%%

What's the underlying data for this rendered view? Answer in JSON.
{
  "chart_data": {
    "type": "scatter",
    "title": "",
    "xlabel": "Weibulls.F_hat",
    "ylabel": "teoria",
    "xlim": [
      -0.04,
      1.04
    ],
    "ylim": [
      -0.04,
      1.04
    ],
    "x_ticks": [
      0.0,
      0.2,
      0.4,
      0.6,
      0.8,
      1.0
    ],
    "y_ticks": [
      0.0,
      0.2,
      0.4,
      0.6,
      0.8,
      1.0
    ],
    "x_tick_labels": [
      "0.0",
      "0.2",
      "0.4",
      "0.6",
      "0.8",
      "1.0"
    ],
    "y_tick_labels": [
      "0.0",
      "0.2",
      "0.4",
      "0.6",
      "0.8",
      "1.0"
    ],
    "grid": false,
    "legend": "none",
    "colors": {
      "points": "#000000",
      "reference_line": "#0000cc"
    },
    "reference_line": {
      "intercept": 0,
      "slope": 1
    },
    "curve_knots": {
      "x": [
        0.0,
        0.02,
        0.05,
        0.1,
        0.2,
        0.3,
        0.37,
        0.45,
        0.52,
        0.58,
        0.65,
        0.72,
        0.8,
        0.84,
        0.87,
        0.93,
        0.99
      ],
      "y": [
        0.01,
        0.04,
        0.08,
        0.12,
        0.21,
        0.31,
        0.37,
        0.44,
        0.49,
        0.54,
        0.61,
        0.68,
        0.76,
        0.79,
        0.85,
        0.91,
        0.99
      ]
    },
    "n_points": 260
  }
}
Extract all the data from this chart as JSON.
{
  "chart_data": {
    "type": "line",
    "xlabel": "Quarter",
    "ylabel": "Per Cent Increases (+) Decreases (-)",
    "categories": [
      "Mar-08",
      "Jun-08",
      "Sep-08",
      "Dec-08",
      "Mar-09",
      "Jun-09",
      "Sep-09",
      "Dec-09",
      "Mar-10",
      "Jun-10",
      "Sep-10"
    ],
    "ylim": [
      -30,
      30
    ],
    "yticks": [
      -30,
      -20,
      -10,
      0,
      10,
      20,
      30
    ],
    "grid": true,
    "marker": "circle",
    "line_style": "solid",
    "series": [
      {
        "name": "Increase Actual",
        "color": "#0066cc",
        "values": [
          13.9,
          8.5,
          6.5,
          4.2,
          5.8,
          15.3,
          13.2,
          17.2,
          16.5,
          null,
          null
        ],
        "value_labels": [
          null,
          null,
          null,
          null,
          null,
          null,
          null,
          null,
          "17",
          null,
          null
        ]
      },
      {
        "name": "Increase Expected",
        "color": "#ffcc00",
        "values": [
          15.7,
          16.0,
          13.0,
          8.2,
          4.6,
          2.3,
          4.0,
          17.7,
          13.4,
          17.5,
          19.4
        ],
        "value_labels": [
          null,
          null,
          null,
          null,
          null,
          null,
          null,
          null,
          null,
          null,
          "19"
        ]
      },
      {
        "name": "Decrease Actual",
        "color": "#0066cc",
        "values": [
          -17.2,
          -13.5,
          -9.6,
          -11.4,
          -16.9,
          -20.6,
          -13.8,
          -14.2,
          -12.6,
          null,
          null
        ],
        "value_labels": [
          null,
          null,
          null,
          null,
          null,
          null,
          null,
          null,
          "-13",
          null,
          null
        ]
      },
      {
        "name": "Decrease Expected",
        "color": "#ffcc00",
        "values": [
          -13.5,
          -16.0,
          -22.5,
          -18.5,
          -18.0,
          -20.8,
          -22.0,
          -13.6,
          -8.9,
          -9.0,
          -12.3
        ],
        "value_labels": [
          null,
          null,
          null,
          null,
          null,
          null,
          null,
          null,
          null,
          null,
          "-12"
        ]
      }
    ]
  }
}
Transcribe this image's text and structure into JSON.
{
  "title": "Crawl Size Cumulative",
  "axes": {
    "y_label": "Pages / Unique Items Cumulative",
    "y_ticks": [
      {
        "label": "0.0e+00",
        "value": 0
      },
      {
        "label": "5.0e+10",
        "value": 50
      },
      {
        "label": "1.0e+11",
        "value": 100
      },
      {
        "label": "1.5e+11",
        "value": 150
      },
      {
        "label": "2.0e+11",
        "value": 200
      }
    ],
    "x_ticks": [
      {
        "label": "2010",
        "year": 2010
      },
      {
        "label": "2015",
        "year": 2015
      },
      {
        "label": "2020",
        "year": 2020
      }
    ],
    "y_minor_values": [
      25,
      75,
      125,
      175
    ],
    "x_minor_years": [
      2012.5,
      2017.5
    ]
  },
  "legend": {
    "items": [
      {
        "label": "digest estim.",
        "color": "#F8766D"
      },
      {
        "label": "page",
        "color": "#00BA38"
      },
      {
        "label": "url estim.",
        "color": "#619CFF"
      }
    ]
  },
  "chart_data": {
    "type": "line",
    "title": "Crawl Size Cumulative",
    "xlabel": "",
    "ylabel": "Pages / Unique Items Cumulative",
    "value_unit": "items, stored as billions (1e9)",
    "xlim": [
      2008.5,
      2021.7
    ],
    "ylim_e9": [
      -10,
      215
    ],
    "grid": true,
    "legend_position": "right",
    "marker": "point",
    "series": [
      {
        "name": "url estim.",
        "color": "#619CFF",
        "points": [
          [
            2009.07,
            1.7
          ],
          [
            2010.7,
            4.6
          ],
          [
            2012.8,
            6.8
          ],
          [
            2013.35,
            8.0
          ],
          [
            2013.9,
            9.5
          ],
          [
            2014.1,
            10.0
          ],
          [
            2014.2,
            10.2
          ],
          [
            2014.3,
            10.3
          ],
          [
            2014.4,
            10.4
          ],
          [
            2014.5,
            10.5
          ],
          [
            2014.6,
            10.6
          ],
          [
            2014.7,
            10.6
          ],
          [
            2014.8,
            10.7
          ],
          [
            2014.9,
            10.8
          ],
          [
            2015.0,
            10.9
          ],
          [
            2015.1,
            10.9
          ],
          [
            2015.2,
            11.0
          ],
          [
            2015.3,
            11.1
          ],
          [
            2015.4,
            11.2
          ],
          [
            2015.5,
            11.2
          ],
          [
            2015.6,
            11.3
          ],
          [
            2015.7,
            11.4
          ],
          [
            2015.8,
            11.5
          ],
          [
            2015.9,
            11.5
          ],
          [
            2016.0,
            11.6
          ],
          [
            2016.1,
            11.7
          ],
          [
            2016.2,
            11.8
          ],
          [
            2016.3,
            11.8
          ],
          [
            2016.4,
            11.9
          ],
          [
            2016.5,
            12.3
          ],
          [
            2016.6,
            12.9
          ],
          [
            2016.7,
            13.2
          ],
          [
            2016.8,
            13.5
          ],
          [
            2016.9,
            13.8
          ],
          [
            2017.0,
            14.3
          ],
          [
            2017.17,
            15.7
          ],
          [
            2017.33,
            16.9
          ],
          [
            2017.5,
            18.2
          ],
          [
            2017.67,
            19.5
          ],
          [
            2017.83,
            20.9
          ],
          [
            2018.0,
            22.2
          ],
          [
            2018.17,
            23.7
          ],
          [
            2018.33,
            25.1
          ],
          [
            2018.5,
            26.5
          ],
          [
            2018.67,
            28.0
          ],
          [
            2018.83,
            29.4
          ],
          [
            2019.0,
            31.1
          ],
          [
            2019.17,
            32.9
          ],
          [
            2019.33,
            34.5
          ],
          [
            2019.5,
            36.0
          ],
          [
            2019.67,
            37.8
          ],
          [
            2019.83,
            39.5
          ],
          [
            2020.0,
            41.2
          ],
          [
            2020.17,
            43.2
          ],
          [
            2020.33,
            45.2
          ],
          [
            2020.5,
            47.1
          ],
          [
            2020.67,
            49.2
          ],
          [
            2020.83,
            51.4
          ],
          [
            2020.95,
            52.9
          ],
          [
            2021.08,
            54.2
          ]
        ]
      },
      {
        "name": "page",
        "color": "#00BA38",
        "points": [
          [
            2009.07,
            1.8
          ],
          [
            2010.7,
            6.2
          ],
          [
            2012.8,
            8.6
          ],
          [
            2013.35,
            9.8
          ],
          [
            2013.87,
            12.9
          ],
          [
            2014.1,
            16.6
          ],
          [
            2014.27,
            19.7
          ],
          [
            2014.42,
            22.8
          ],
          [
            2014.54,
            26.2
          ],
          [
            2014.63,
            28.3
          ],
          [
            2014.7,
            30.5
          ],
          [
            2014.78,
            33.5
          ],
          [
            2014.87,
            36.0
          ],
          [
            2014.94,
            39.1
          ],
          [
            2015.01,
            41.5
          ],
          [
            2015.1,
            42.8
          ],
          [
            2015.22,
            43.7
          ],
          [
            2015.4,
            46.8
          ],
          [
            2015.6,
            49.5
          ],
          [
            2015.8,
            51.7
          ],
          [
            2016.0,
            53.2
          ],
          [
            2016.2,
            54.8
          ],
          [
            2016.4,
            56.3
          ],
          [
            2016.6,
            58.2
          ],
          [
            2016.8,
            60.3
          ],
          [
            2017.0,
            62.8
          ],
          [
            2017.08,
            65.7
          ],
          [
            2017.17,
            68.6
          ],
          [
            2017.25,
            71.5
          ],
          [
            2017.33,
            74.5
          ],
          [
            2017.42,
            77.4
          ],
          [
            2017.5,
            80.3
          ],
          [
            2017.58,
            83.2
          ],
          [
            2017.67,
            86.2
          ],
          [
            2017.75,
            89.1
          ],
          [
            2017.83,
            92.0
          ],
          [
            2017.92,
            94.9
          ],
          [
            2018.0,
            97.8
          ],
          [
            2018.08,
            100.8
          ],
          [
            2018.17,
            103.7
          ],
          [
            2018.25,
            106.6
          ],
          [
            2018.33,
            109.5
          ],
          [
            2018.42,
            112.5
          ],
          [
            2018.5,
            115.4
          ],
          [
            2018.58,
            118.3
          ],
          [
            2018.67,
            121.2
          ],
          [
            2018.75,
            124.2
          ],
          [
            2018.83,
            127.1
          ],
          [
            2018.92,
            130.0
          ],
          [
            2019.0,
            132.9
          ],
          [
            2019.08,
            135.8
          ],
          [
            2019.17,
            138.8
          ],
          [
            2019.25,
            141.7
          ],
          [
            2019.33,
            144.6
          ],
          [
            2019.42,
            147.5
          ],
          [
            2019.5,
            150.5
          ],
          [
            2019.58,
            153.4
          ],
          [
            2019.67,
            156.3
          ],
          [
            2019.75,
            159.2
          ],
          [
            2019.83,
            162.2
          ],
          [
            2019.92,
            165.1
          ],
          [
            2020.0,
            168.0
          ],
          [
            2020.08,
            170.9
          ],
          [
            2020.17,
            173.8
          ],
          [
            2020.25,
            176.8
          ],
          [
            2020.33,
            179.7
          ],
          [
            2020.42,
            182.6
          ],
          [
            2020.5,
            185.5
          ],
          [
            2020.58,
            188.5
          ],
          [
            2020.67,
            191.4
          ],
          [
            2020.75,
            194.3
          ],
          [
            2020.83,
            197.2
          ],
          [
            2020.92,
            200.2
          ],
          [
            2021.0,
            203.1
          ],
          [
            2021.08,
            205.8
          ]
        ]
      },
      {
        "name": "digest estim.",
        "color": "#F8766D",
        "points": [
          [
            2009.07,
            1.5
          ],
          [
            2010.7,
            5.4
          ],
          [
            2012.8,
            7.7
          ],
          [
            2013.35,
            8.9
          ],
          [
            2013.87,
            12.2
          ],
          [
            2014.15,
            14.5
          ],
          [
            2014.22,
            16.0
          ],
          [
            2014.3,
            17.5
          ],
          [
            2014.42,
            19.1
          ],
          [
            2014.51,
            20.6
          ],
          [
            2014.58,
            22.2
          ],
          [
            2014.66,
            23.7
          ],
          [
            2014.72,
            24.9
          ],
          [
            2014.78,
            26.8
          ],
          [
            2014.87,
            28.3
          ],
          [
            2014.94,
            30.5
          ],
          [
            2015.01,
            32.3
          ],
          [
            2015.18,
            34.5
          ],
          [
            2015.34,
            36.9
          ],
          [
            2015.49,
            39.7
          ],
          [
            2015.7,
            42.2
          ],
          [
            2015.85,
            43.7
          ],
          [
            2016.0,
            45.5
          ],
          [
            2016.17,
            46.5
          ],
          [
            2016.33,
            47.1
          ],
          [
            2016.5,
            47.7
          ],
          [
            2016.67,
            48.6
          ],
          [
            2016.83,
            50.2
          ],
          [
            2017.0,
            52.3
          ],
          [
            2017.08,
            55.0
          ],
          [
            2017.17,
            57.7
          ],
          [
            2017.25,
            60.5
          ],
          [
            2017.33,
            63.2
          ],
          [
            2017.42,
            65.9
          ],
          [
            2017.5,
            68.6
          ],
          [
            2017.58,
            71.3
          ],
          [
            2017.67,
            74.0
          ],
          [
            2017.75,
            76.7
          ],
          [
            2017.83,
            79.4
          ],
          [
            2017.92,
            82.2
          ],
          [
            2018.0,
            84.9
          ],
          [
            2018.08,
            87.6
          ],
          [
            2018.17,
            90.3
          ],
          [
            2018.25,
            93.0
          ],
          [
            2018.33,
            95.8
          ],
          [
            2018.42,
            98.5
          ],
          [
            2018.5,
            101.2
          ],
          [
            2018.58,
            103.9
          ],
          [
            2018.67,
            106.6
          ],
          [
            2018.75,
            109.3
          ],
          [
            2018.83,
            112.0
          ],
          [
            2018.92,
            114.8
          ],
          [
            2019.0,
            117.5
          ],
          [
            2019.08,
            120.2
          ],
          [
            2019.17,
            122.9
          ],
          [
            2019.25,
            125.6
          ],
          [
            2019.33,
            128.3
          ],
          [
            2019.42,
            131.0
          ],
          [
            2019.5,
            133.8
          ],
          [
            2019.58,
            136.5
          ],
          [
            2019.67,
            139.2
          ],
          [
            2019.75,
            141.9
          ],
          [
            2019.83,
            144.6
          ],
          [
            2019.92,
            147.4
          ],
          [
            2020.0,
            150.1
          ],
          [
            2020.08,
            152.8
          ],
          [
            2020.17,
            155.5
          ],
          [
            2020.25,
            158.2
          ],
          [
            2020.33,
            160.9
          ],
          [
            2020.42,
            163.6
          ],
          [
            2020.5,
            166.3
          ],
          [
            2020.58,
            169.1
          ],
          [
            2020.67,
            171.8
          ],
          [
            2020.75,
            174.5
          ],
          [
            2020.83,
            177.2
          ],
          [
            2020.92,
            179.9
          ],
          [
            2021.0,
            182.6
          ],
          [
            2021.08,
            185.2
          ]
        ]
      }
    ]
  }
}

%%

▸ **What the exercise asks**:
Search the lines for the string "Unique" and copy every line that has it.

▸ **Output below**:
    "y_label": "Pages / Unique Items Cumulative",
    "ylabel": "Pages / Unique Items Cumulative",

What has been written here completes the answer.